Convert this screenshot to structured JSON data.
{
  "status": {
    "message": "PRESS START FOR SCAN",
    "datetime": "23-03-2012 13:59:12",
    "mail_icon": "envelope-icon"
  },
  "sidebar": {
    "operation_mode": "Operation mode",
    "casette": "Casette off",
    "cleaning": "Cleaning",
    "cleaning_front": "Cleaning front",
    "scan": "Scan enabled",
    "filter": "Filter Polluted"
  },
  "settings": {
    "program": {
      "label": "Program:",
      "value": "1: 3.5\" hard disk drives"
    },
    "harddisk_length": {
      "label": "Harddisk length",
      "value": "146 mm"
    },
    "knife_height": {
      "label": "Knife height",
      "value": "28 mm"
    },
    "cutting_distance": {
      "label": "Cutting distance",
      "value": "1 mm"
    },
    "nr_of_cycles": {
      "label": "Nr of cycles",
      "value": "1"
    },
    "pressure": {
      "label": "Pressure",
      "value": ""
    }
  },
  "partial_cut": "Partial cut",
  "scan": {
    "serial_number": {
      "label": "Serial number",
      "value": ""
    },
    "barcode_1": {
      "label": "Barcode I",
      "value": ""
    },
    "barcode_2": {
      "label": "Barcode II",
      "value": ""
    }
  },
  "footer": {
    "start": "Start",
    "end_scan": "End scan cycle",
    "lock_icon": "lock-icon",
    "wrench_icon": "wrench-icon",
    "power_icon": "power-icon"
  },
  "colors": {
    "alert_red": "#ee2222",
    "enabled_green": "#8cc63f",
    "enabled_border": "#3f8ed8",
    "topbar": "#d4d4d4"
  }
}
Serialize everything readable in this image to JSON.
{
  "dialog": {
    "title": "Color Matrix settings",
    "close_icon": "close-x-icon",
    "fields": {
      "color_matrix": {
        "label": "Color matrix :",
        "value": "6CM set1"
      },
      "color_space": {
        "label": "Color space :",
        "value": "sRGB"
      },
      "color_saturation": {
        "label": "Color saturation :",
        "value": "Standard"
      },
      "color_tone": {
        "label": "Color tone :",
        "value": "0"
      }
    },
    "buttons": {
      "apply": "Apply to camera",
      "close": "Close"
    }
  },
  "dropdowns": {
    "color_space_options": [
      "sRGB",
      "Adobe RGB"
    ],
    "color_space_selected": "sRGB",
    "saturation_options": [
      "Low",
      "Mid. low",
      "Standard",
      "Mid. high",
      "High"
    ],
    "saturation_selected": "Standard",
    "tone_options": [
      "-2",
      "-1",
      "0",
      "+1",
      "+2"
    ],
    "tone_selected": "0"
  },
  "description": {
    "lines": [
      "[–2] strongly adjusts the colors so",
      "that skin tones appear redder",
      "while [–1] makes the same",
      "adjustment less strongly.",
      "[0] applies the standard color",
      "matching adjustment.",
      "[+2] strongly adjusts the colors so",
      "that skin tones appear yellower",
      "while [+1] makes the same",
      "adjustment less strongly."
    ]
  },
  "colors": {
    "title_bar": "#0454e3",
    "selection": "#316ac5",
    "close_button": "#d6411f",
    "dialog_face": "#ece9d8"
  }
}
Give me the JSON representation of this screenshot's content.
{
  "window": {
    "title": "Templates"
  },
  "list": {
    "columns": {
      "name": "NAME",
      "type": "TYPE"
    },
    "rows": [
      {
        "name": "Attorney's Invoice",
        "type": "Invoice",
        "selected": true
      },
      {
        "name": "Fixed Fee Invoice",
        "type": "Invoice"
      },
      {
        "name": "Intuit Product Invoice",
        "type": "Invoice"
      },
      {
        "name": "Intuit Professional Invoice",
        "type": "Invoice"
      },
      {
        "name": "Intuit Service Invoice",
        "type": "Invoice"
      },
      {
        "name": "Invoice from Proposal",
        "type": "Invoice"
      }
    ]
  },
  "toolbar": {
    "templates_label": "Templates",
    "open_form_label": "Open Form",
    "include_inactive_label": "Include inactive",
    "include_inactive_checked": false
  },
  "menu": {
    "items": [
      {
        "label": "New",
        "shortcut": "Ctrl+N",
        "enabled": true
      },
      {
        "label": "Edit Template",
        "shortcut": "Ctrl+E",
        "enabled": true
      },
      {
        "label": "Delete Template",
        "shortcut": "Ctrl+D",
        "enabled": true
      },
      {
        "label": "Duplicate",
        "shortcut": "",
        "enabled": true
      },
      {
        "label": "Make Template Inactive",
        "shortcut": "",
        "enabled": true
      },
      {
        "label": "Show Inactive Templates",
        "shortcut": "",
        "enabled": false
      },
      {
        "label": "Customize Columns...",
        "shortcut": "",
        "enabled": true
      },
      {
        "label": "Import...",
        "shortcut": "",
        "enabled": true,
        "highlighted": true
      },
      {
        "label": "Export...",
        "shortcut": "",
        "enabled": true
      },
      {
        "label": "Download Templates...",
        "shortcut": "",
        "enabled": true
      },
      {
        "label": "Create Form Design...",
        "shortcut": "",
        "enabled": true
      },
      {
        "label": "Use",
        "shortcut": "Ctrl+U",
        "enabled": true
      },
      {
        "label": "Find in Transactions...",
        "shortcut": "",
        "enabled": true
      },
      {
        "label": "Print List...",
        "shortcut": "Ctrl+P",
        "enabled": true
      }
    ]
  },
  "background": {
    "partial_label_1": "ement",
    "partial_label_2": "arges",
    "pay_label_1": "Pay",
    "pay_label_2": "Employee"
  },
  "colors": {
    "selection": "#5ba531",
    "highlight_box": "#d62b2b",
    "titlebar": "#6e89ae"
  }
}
- - - - - - -
Look through the entries above; copy every line holding the string "adjusts".

      "[–2] strongly adjusts the colors so",
      "[+2] strongly adjusts the colors so",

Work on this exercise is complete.